(Task statement):
Below are the entries; state how many of their lines contain the string "chuỗi", and nothing more.

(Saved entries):
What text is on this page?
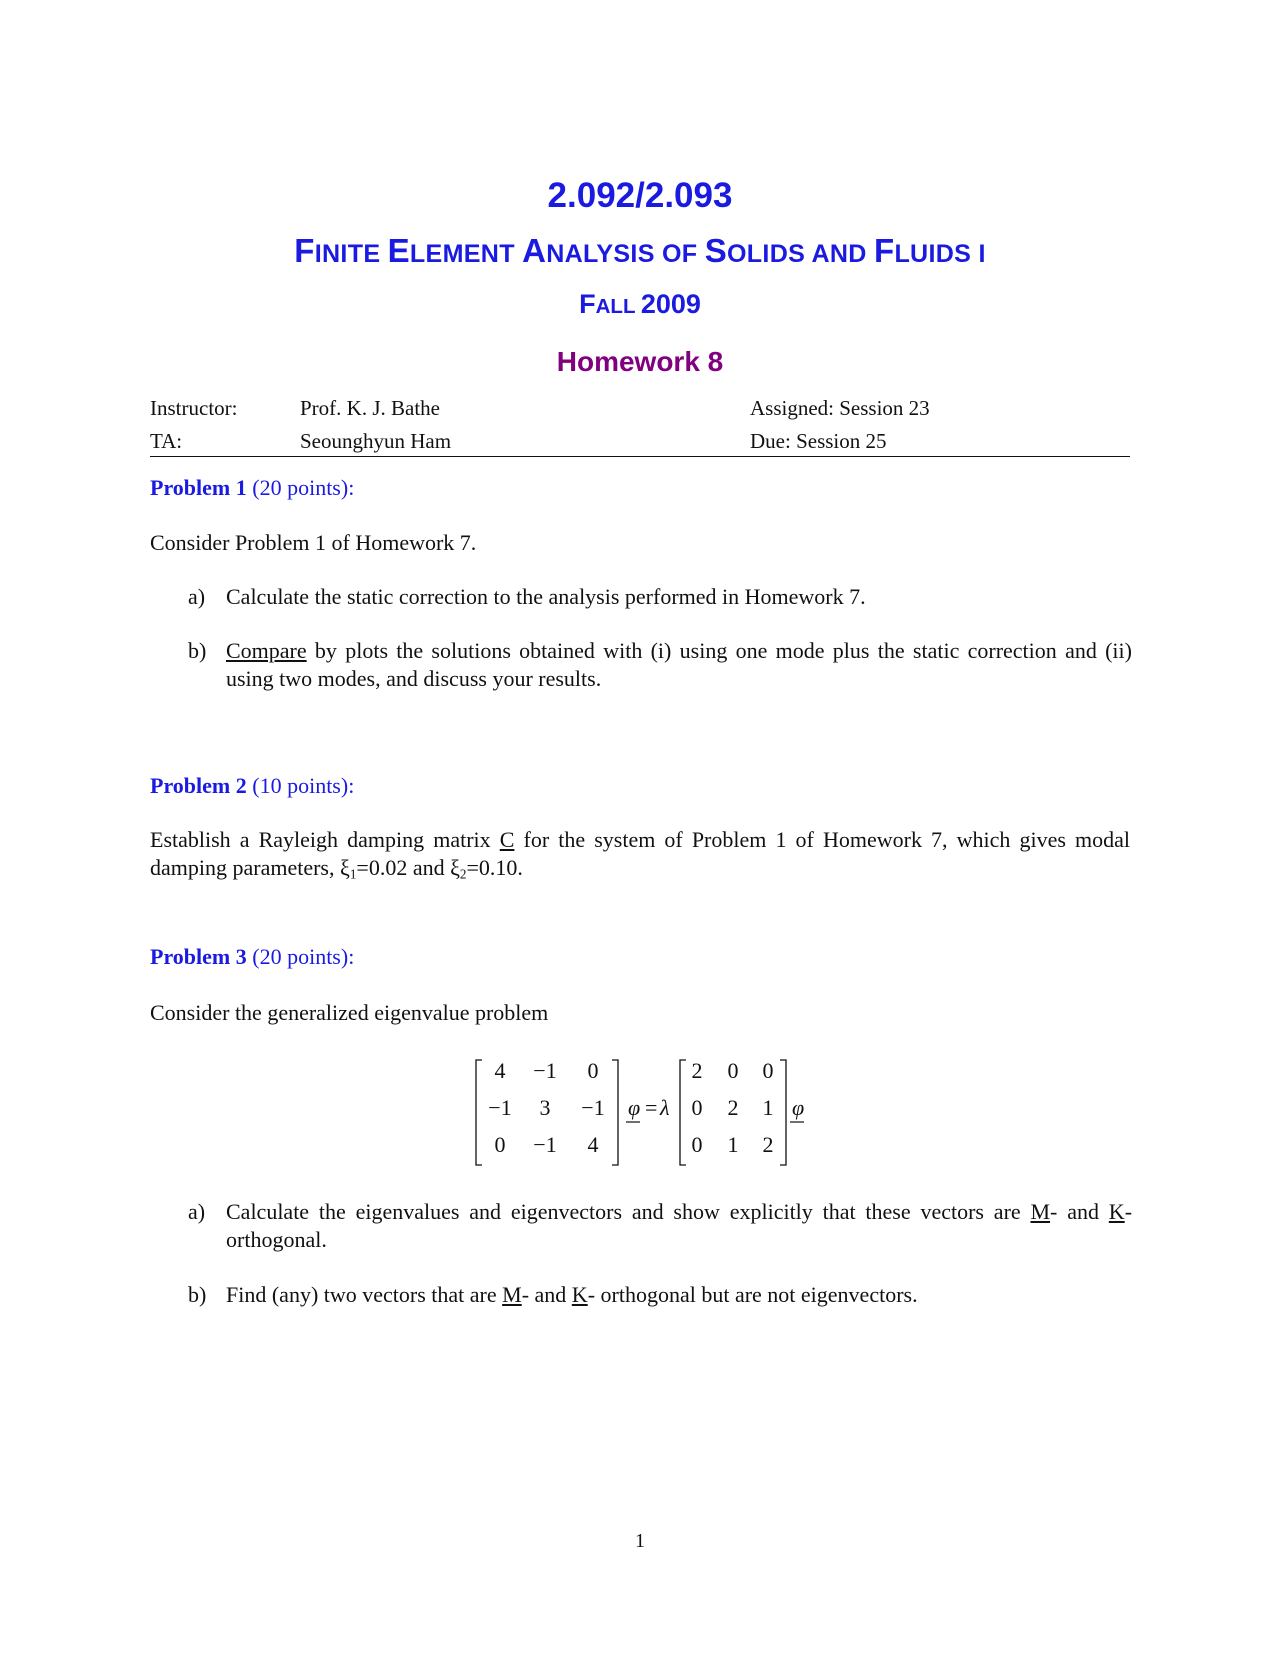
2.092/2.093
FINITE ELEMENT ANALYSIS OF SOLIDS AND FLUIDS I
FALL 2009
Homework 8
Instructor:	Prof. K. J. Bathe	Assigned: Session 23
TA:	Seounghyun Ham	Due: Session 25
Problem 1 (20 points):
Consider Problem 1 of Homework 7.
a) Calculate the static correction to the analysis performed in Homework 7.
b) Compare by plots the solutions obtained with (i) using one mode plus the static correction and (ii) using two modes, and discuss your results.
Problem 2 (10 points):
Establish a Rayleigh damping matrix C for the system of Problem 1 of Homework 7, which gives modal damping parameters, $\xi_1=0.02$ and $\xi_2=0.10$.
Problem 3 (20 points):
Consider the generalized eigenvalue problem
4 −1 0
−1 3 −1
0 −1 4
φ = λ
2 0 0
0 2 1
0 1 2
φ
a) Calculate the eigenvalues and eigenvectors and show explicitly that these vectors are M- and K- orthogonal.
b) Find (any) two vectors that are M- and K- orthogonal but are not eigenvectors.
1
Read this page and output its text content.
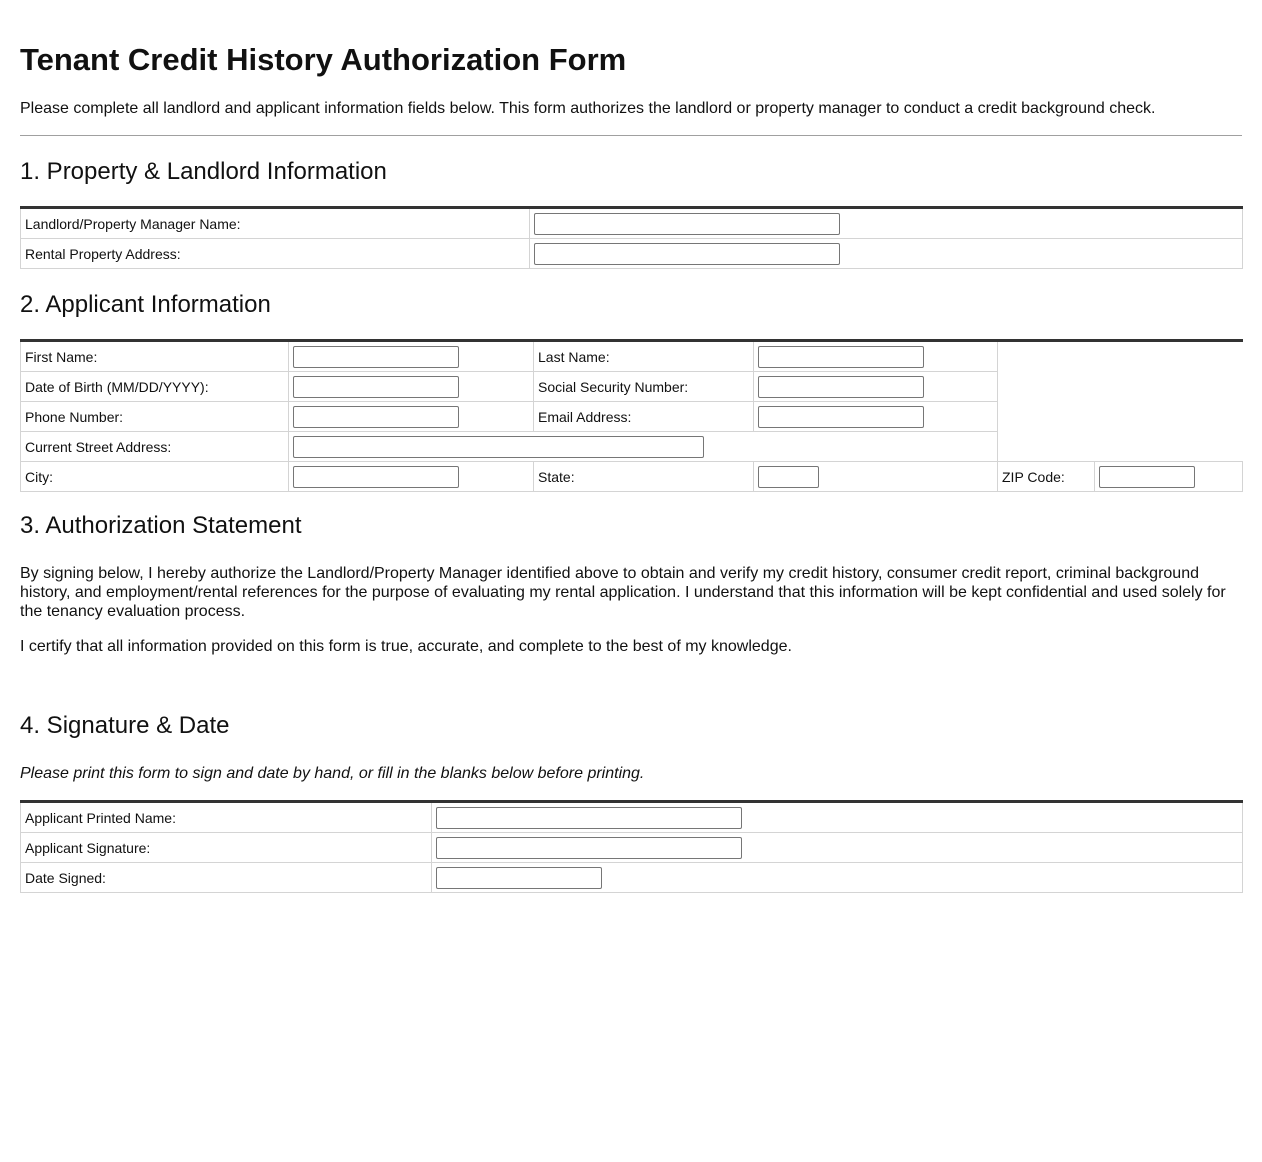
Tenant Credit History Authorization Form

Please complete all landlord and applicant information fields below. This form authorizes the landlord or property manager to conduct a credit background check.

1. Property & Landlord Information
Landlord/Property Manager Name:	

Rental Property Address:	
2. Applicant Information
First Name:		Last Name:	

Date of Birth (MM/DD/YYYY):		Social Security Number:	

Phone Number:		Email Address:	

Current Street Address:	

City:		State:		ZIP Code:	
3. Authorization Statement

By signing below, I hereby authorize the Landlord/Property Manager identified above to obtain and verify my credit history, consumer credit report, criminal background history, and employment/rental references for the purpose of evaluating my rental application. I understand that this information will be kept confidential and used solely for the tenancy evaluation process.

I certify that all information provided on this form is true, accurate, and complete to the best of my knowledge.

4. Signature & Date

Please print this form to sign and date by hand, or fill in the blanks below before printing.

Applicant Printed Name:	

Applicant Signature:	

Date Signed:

...

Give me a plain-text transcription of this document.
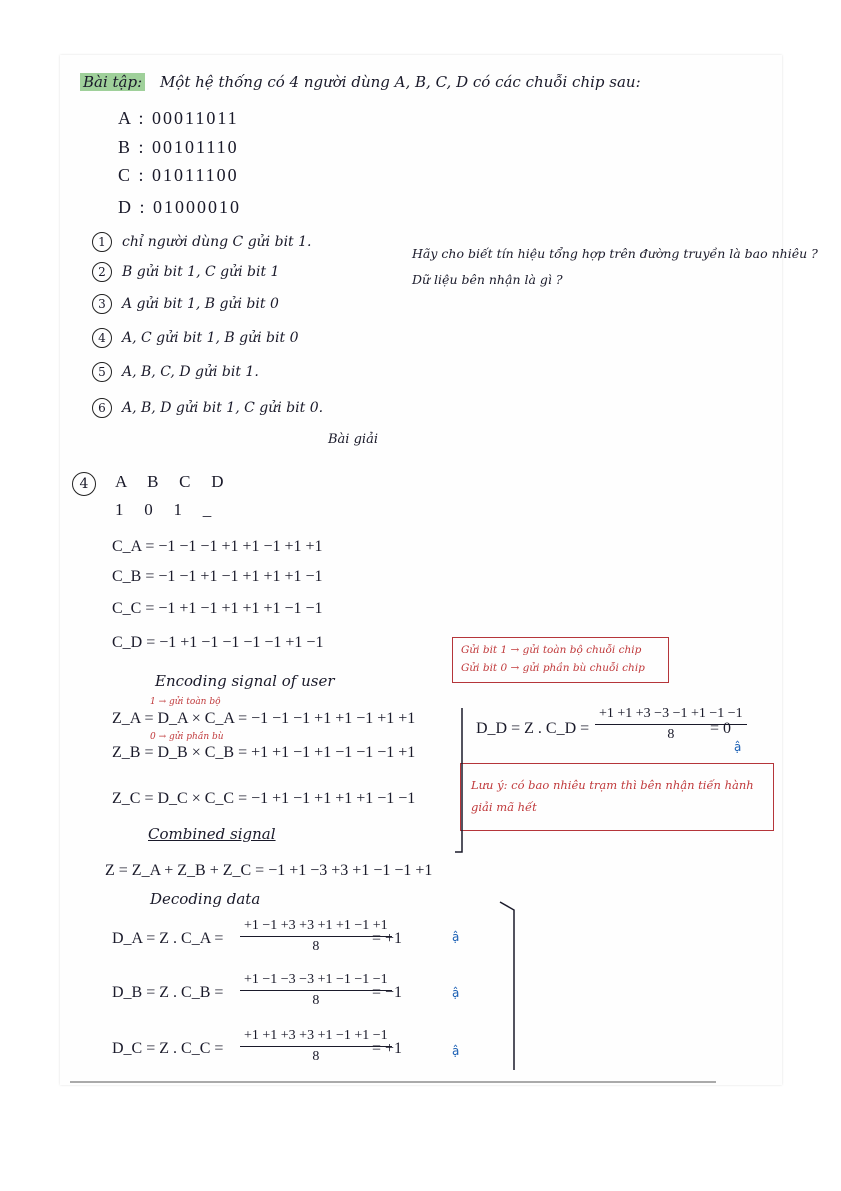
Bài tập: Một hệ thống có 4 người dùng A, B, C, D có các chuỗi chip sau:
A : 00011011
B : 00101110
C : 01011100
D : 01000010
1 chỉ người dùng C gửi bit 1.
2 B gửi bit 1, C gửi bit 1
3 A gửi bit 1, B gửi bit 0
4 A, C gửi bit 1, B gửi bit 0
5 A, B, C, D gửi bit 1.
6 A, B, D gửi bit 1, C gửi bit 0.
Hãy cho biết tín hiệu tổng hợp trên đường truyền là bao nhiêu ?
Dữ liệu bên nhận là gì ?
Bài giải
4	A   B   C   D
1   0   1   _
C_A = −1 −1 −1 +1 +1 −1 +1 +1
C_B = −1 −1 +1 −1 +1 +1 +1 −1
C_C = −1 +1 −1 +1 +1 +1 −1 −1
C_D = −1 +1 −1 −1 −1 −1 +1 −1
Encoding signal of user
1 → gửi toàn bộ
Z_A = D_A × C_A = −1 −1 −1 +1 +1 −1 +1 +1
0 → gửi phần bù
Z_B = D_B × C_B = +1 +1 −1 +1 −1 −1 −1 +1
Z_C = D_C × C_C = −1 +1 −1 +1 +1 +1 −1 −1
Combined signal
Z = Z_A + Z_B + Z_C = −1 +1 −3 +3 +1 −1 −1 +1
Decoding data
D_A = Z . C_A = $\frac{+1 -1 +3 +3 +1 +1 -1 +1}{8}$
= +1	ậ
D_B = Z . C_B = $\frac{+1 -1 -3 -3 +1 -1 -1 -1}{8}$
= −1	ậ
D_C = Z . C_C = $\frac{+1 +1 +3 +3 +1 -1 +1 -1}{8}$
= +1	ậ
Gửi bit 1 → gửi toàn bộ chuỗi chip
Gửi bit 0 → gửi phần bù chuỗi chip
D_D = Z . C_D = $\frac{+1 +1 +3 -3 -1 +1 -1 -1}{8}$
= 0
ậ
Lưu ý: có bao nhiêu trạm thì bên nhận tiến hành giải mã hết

(Exercise answer):
3